# Exercise task:
Pull every line of the entries that has the word "title".

[Stored entries]
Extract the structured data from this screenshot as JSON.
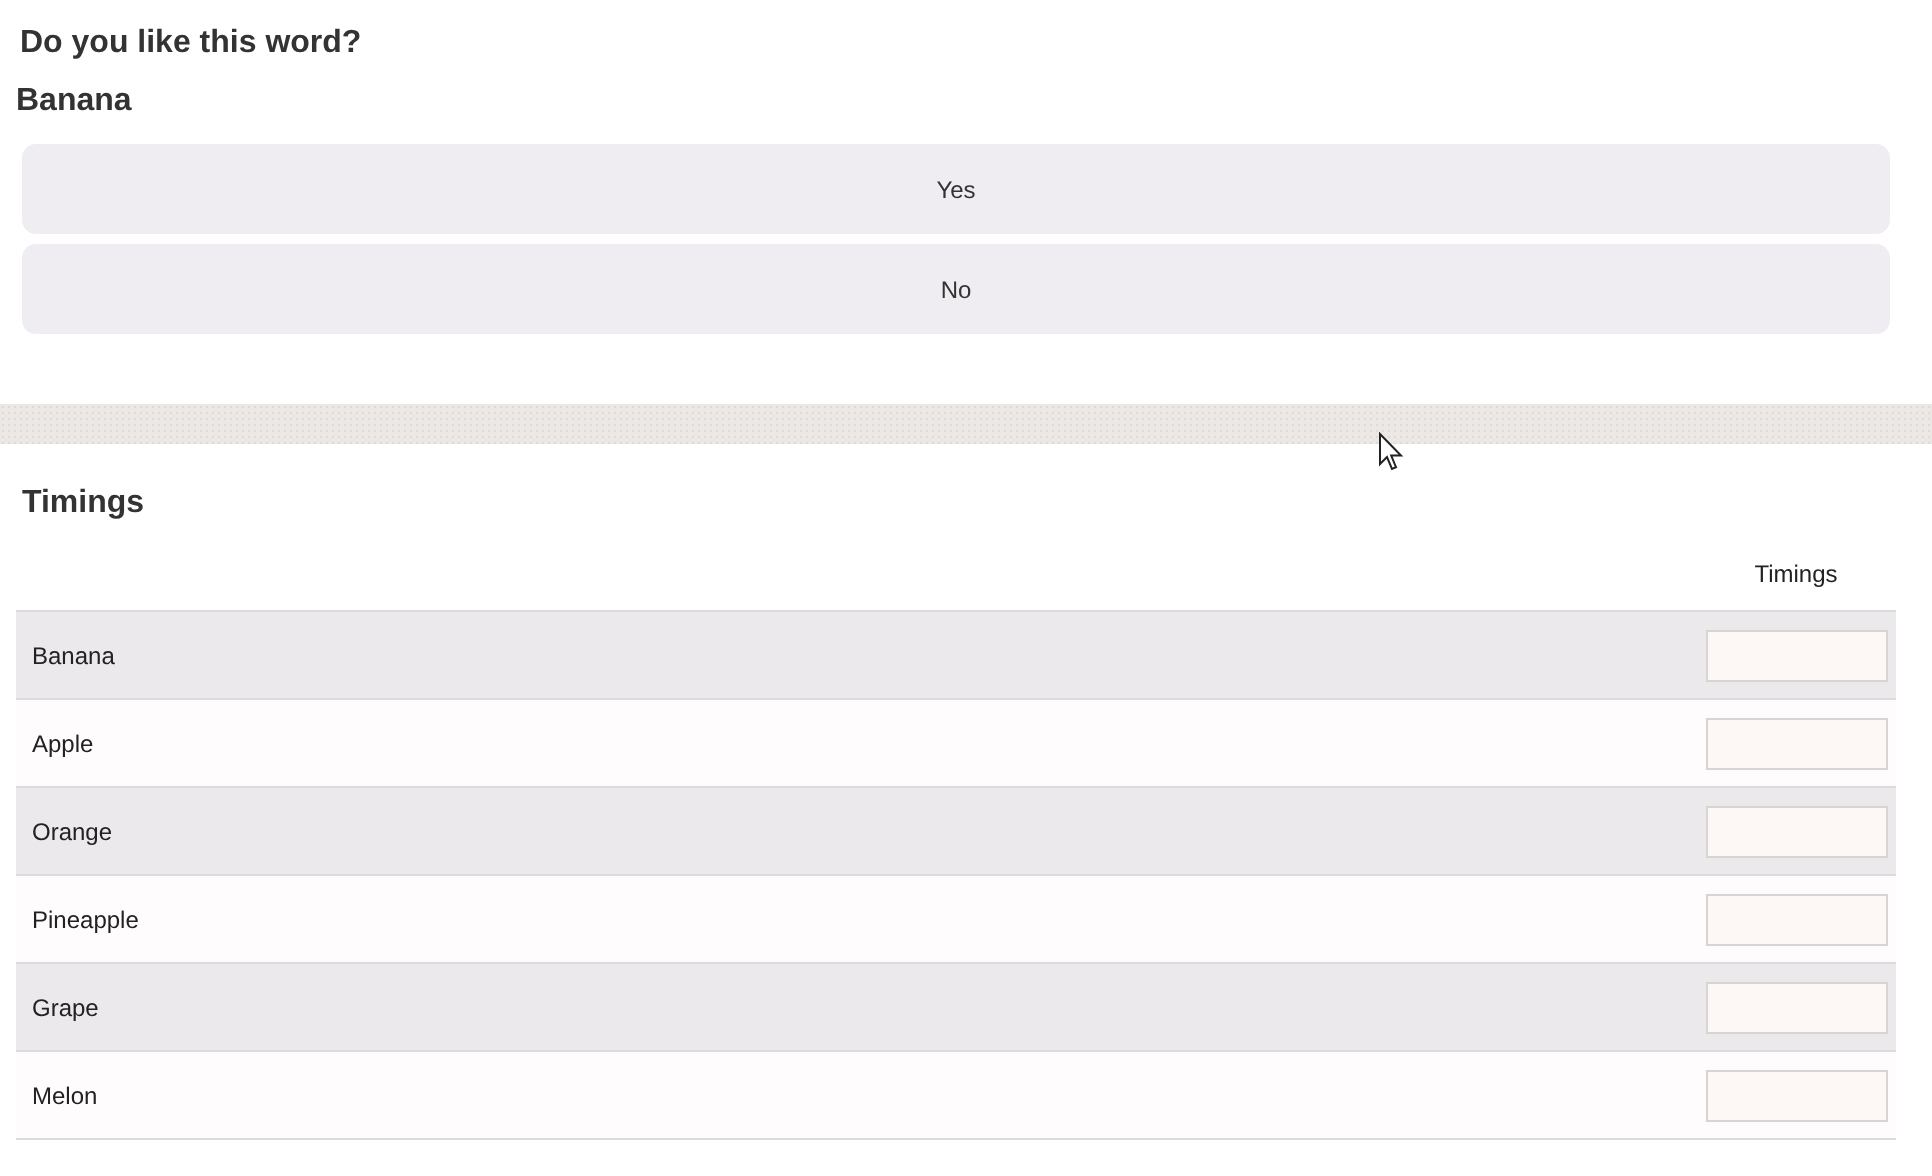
{
  "question": {
    "title": "Do you like this word?",
    "word": "Banana",
    "options": [
      "Yes",
      "No"
    ]
  },
  "timings": {
    "title": "Timings",
    "columns": [
      "Timings"
    ],
    "rows": [
      {
        "name": "Banana"
      },
      {
        "name": "Apple"
      },
      {
        "name": "Orange"
      },
      {
        "name": "Pineapple"
      },
      {
        "name": "Grape"
      },
      {
        "name": "Melon"
      }
    ]
  }
}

# Answer:
    "title": "Do you like this word?",
    "title": "Timings",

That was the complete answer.